● **DATA FOR THIS EXERCISE**:
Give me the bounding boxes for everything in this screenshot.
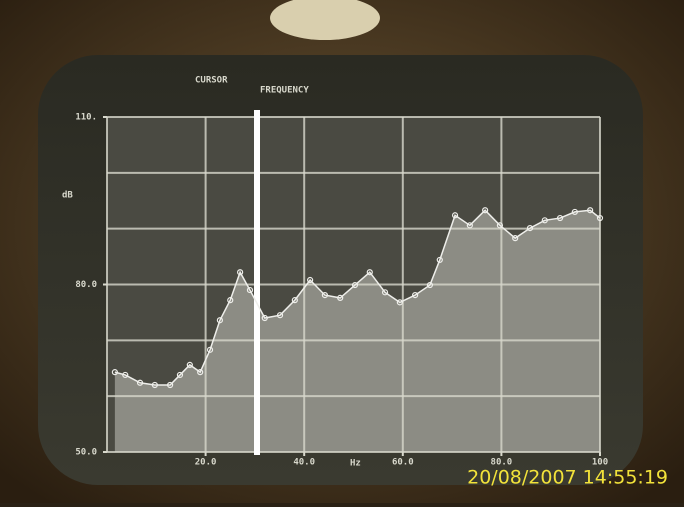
trace-point xyxy=(587,207,594,214)
trace-point xyxy=(596,214,604,222)
trace-point xyxy=(496,222,504,229)
header-frequency: FREQUENCY xyxy=(260,86,309,96)
spectrum-area xyxy=(114,210,600,452)
trace-point xyxy=(276,312,284,319)
x-tick-label: 80.0 xyxy=(491,458,513,468)
y-tick-label: 80.0 xyxy=(75,280,97,290)
trace-point xyxy=(426,281,434,289)
trace-point xyxy=(451,212,459,219)
trace-point xyxy=(291,297,298,304)
trace-point xyxy=(412,292,419,299)
x-axis-label: Hz xyxy=(350,459,361,469)
trace-point xyxy=(337,294,344,301)
trace-point xyxy=(167,381,174,389)
trace-point xyxy=(381,289,389,296)
spectrum-trace xyxy=(114,209,601,386)
x-tick-label: 40.0 xyxy=(293,458,315,468)
trace-point xyxy=(512,235,519,242)
trace-point xyxy=(197,369,204,376)
trace-point xyxy=(111,369,118,376)
trace-point xyxy=(466,222,473,229)
trace-point xyxy=(136,379,144,386)
trace-point xyxy=(246,286,254,294)
trace-point xyxy=(541,217,548,224)
trace-point xyxy=(396,299,403,306)
trace-point xyxy=(151,381,158,389)
trace-point xyxy=(122,371,129,379)
trace-point xyxy=(176,371,184,379)
y-axis-label: dB xyxy=(62,191,73,201)
trace-point xyxy=(436,256,443,264)
x-tick-label: 60.0 xyxy=(392,458,414,468)
reflection xyxy=(270,0,380,40)
trace-point xyxy=(366,269,373,276)
x-tick-label: 100 xyxy=(592,458,608,468)
y-tick-label: 50.0 xyxy=(75,448,97,458)
trace-point xyxy=(556,214,564,222)
trace-point xyxy=(351,281,359,289)
trace-point xyxy=(216,317,223,324)
trace-point xyxy=(227,297,234,304)
trace-point xyxy=(321,292,329,299)
x-tick-label: 20.0 xyxy=(195,458,217,468)
trace-point xyxy=(206,346,214,353)
trace-point xyxy=(261,314,268,322)
timestamp: 20/08/2007 14:55:19 xyxy=(467,467,668,489)
trace-point xyxy=(307,276,314,284)
trace-point xyxy=(571,208,578,216)
trace-point xyxy=(186,361,193,368)
y-tick-label: 110. xyxy=(75,113,97,123)
trace-point xyxy=(526,225,534,232)
trace-point xyxy=(482,207,489,214)
trace-point xyxy=(237,269,244,276)
header-cursor: CURSOR xyxy=(195,76,228,86)
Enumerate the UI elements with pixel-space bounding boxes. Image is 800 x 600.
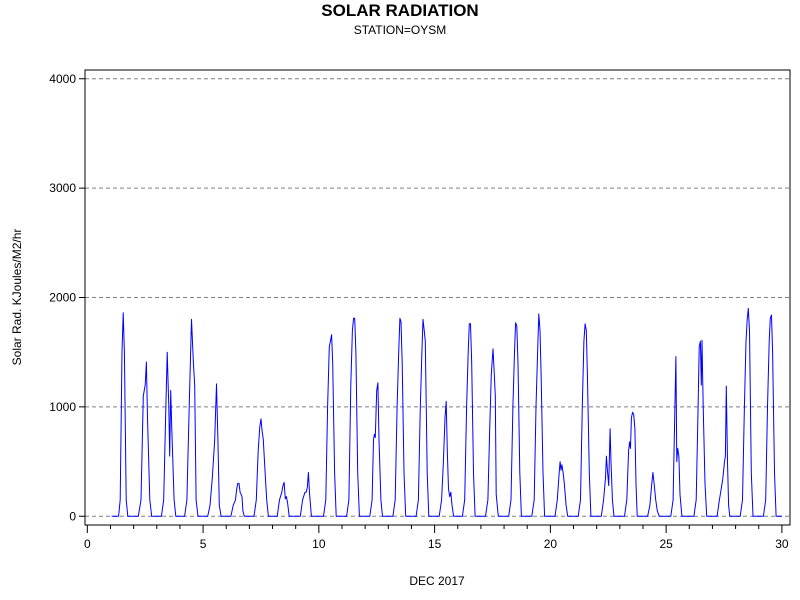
x-tick-label: 10 bbox=[312, 537, 326, 551]
y-tick-label: 1000 bbox=[49, 400, 76, 414]
series-line bbox=[111, 307, 782, 517]
y-axis-title: Solar Rad. KJoules/M2/hr bbox=[10, 229, 24, 366]
x-axis: 0 5 10 15 20 25 30 bbox=[84, 525, 789, 551]
x-tick-label: 25 bbox=[659, 537, 673, 551]
x-tick-label: 0 bbox=[84, 537, 91, 551]
x-tick-label: 5 bbox=[200, 537, 207, 551]
y-tick-label: 3000 bbox=[49, 181, 76, 195]
chart-title: SOLAR RADIATION bbox=[321, 1, 479, 20]
y-tick-label: 0 bbox=[69, 509, 76, 523]
x-tick-label: 20 bbox=[544, 537, 558, 551]
x-tick-label: 15 bbox=[428, 537, 442, 551]
x-axis-title: DEC 2017 bbox=[409, 574, 465, 588]
y-tick-label: 2000 bbox=[49, 291, 76, 305]
series-layer bbox=[111, 307, 782, 517]
gridlines bbox=[85, 78, 790, 517]
y-axis: 0 1000 2000 3000 4000 bbox=[49, 72, 85, 523]
x-tick-label: 30 bbox=[775, 537, 789, 551]
chart-subtitle: STATION=OYSM bbox=[353, 23, 447, 37]
y-tick-label: 4000 bbox=[49, 72, 76, 86]
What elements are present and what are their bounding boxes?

● **WHAT TO DO**: Rewrite the data from the line with "trace-point xyxy=(587,207,594,214)" up to and including the line with "trace-point xyxy=(206,346,214,353)", replacing "spectrum-area" with "plot-area" and leaving everything else unchanged.

● **SOLUTION TO THIS TASK**:
trace-point xyxy=(587,207,594,214)
trace-point xyxy=(596,214,604,222)
trace-point xyxy=(496,222,504,229)
header-frequency: FREQUENCY xyxy=(260,86,309,96)
plot-area xyxy=(114,210,600,452)
trace-point xyxy=(276,312,284,319)
x-tick-label: 80.0 xyxy=(491,458,513,468)
y-tick-label: 80.0 xyxy=(75,280,97,290)
trace-point xyxy=(426,281,434,289)
trace-point xyxy=(451,212,459,219)
trace-point xyxy=(291,297,298,304)
trace-point xyxy=(412,292,419,299)
x-axis-label: Hz xyxy=(350,459,361,469)
trace-point xyxy=(337,294,344,301)
trace-point xyxy=(167,381,174,389)
trace-point xyxy=(381,289,389,296)
spectrum-trace xyxy=(114,209,601,386)
x-tick-label: 40.0 xyxy=(293,458,315,468)
trace-point xyxy=(512,235,519,242)
trace-point xyxy=(197,369,204,376)
trace-point xyxy=(111,369,118,376)
trace-point xyxy=(466,222,473,229)
trace-point xyxy=(136,379,144,386)
trace-point xyxy=(246,286,254,294)
trace-point xyxy=(541,217,548,224)
trace-point xyxy=(396,299,403,306)
trace-point xyxy=(151,381,158,389)
trace-point xyxy=(122,371,129,379)
trace-point xyxy=(176,371,184,379)
y-axis-label: dB xyxy=(62,191,73,201)
trace-point xyxy=(436,256,443,264)
x-tick-label: 60.0 xyxy=(392,458,414,468)
reflection xyxy=(270,0,380,40)
trace-point xyxy=(366,269,373,276)
x-tick-label: 100 xyxy=(592,458,608,468)
y-tick-label: 50.0 xyxy=(75,448,97,458)
trace-point xyxy=(556,214,564,222)
trace-point xyxy=(351,281,359,289)
trace-point xyxy=(216,317,223,324)
trace-point xyxy=(227,297,234,304)
trace-point xyxy=(321,292,329,299)
x-tick-label: 20.0 xyxy=(195,458,217,468)
trace-point xyxy=(206,346,214,353)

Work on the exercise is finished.